• [Work to do]: Repeat the listing exactly as given, omitting every image.

<<<<

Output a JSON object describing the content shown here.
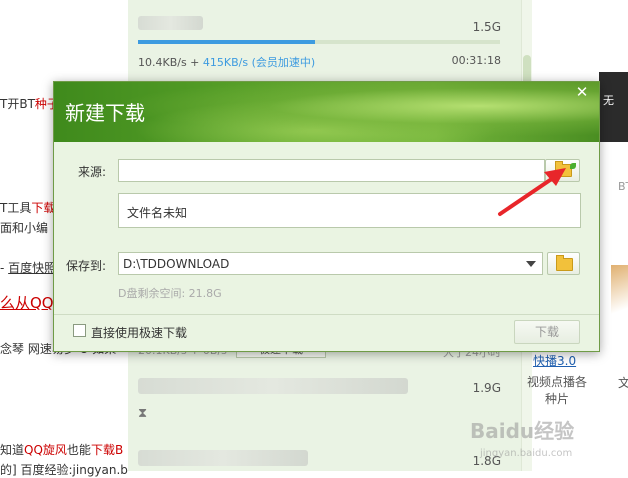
{
  "left_article": {
    "l1_pre": "T开BT",
    "l1_red": "种子",
    "l2_pre": "T工具",
    "l2_red": "下载",
    "l3": "面和小编",
    "l4_pre": "- ",
    "l4_link": "百度快照",
    "l5_red": "么从QQ",
    "l6": "念琴 网速易罗 U 如果",
    "l7_pre": "知道",
    "l7_red": "QQ旋风",
    "l7_mid": "也能",
    "l7_red2": "下载B",
    "l8": "的] 百度经验:jingyan.b"
  },
  "download_list": {
    "task1": {
      "size": "1.5G",
      "progress": 0.49,
      "speed": "10.4KB/s + ",
      "accel": "415KB/s (会员加速中)",
      "remaining": "00:31:18"
    },
    "task2_partial": {
      "speed": "20.1KB/s + 0B/s",
      "button": "极速下载",
      "remaining": "大于24小时"
    },
    "task3": {
      "size": "1.9G",
      "status_icon": "hourglass-icon"
    },
    "task4": {
      "size": "1.8G"
    }
  },
  "right_panel": {
    "banner_text": "无",
    "bt_label": "BT",
    "kuaibo_link": "快播3.0",
    "kuaibo_desc": "视频点播各种片",
    "wen": "文"
  },
  "dialog": {
    "title": "新建下载",
    "source_label": "来源:",
    "source_value": "",
    "filename": "文件名未知",
    "save_label": "保存到:",
    "save_path": "D:\\TDDOWNLOAD",
    "free_space": "D盘剩余空间: 21.8G",
    "checkbox_label": "直接使用极速下载",
    "checkbox_checked": false,
    "download_button": "下载",
    "close_icon": "close-icon",
    "colors": {
      "header_green": "#5aa22a",
      "body_bg": "#eaf4e2",
      "accent_blue": "#3d9be0"
    }
  },
  "annotation": {
    "arrow_color": "#e8262a"
  },
  "watermark": {
    "text": "Baidu经验",
    "sub": "jingyan.baidu.com"
  }
}
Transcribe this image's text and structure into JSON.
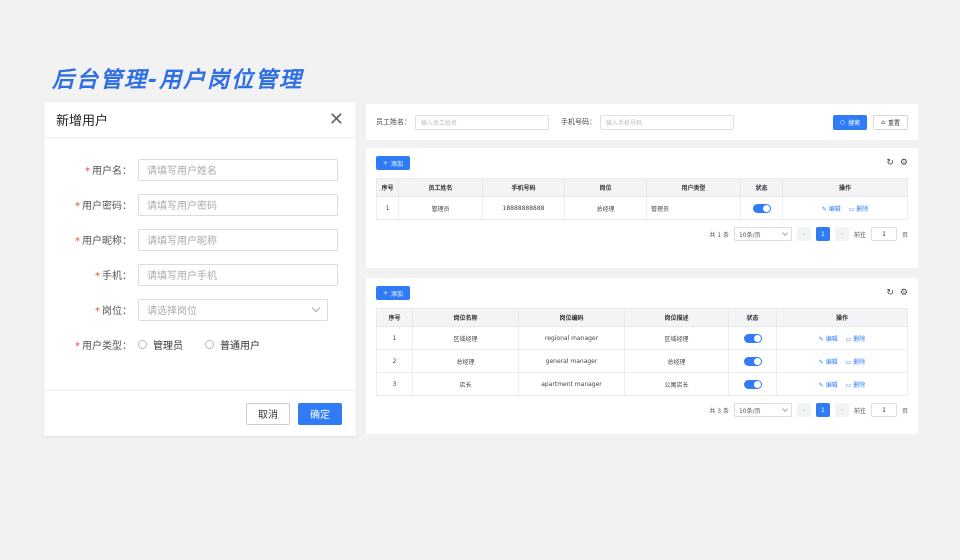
{
  "page_title": "后台管理-用户岗位管理",
  "dialog": {
    "title": "新增用户",
    "close": "✕",
    "fields": [
      {
        "label": "用户名：",
        "placeholder": "请填写用户姓名"
      },
      {
        "label": "用户密码：",
        "placeholder": "请填写用户密码"
      },
      {
        "label": "用户昵称：",
        "placeholder": "请填写用户昵称"
      },
      {
        "label": "手机：",
        "placeholder": "请填写用户手机"
      }
    ],
    "post_label": "岗位：",
    "post_placeholder": "请选择岗位",
    "type_label": "用户类型：",
    "type_options": [
      "管理员",
      "普通用户"
    ],
    "required_mark": "*",
    "cancel": "取消",
    "confirm": "确定"
  },
  "search": {
    "name_label": "员工姓名：",
    "name_placeholder": "输入员工姓名",
    "phone_label": "手机号码：",
    "phone_placeholder": "输入手机号码",
    "search_btn": "搜索",
    "reset_btn": "重置"
  },
  "user_table": {
    "add": "添加",
    "headers": [
      "序号",
      "员工姓名",
      "手机号码",
      "岗位",
      "用户类型",
      "状态",
      "操作"
    ],
    "rows": [
      {
        "no": "1",
        "name": "管理员",
        "phone": "18888888888",
        "post": "总经理",
        "type": "管理员"
      }
    ],
    "edit": "编辑",
    "delete": "删除",
    "pager": {
      "total": "共 1 条",
      "size": "10条/页",
      "page": "1",
      "goto": "前往",
      "goto_val": "1",
      "unit": "页"
    }
  },
  "post_table": {
    "add": "添加",
    "headers": [
      "序号",
      "岗位名称",
      "岗位编码",
      "岗位描述",
      "状态",
      "操作"
    ],
    "rows": [
      {
        "no": "1",
        "name": "区域经理",
        "code": "regional manager",
        "desc": "区域经理"
      },
      {
        "no": "2",
        "name": "总经理",
        "code": "general manager",
        "desc": "总经理"
      },
      {
        "no": "3",
        "name": "店长",
        "code": "apartment manager",
        "desc": "公寓店长"
      }
    ],
    "edit": "编辑",
    "delete": "删除",
    "pager": {
      "total": "共 3 条",
      "size": "10条/页",
      "page": "1",
      "goto": "前往",
      "goto_val": "1",
      "unit": "页"
    }
  },
  "colors": {
    "accent": "#2f7cf6",
    "title": "#2f6fe4",
    "required": "#e74c3c"
  }
}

>>>>

• [The solution]:
Output a JSON object describing the content shown here.
{
  "left_article": {
    "l1_pre": "T开BT",
    "l1_red": "种子",
    "l2_pre": "T工具",
    "l2_red": "下载",
    "l3": "面和小编",
    "l4_pre": "- ",
    "l4_link": "百度快照",
    "l5_red": "么从QQ",
    "l6": "念琴 网速易罗 U 如果",
    "l7_pre": "知道",
    "l7_red": "QQ旋风",
    "l7_mid": "也能",
    "l7_red2": "下载B",
    "l8": "的] 百度经验:jingyan.b"
  },
  "download_list": {
    "task1": {
      "size": "1.5G",
      "progress": 0.49,
      "speed": "10.4KB/s + ",
      "accel": "415KB/s (会员加速中)",
      "remaining": "00:31:18"
    },
    "task2_partial": {
      "speed": "20.1KB/s + 0B/s",
      "button": "极速下载",
      "remaining": "大于24小时"
    },
    "task3": {
      "size": "1.9G",
      "status_icon": "hourglass-icon"
    },
    "task4": {
      "size": "1.8G"
    }
  },
  "right_panel": {
    "banner_text": "无",
    "bt_label": "BT",
    "kuaibo_link": "快播3.0",
    "kuaibo_desc": "视频点播各种片",
    "wen": "文"
  },
  "dialog": {
    "title": "新建下载",
    "source_label": "来源:",
    "source_value": "",
    "filename": "文件名未知",
    "save_label": "保存到:",
    "save_path": "D:\\TDDOWNLOAD",
    "free_space": "D盘剩余空间: 21.8G",
    "checkbox_label": "直接使用极速下载",
    "checkbox_checked": false,
    "download_button": "下载",
    "close_icon": "close-icon",
    "colors": {
      "header_green": "#5aa22a",
      "body_bg": "#eaf4e2",
      "accent_blue": "#3d9be0"
    }
  },
  "annotation": {
    "arrow_color": "#e8262a"
  },
  "watermark": {
    "text": "Baidu经验",
    "sub": "jingyan.baidu.com"
  }
}
Transcribe this image's text and structure into JSON.
{
  "page_title": "后台管理-用户岗位管理",
  "dialog": {
    "title": "新增用户",
    "close": "✕",
    "fields": [
      {
        "label": "用户名：",
        "placeholder": "请填写用户姓名"
      },
      {
        "label": "用户密码：",
        "placeholder": "请填写用户密码"
      },
      {
        "label": "用户昵称：",
        "placeholder": "请填写用户昵称"
      },
      {
        "label": "手机：",
        "placeholder": "请填写用户手机"
      }
    ],
    "post_label": "岗位：",
    "post_placeholder": "请选择岗位",
    "type_label": "用户类型：",
    "type_options": [
      "管理员",
      "普通用户"
    ],
    "required_mark": "*",
    "cancel": "取消",
    "confirm": "确定"
  },
  "search": {
    "name_label": "员工姓名：",
    "name_placeholder": "输入员工姓名",
    "phone_label": "手机号码：",
    "phone_placeholder": "输入手机号码",
    "search_btn": "搜索",
    "reset_btn": "重置"
  },
  "user_table": {
    "add": "添加",
    "headers": [
      "序号",
      "员工姓名",
      "手机号码",
      "岗位",
      "用户类型",
      "状态",
      "操作"
    ],
    "rows": [
      {
        "no": "1",
        "name": "管理员",
        "phone": "18888888888",
        "post": "总经理",
        "type": "管理员"
      }
    ],
    "edit": "编辑",
    "delete": "删除",
    "pager": {
      "total": "共 1 条",
      "size": "10条/页",
      "page": "1",
      "goto": "前往",
      "goto_val": "1",
      "unit": "页"
    }
  },
  "post_table": {
    "add": "添加",
    "headers": [
      "序号",
      "岗位名称",
      "岗位编码",
      "岗位描述",
      "状态",
      "操作"
    ],
    "rows": [
      {
        "no": "1",
        "name": "区域经理",
        "code": "regional manager",
        "desc": "区域经理"
      },
      {
        "no": "2",
        "name": "总经理",
        "code": "general manager",
        "desc": "总经理"
      },
      {
        "no": "3",
        "name": "店长",
        "code": "apartment manager",
        "desc": "公寓店长"
      }
    ],
    "edit": "编辑",
    "delete": "删除",
    "pager": {
      "total": "共 3 条",
      "size": "10条/页",
      "page": "1",
      "goto": "前往",
      "goto_val": "1",
      "unit": "页"
    }
  },
  "colors": {
    "accent": "#2f7cf6",
    "title": "#2f6fe4",
    "required": "#e74c3c"
  }
}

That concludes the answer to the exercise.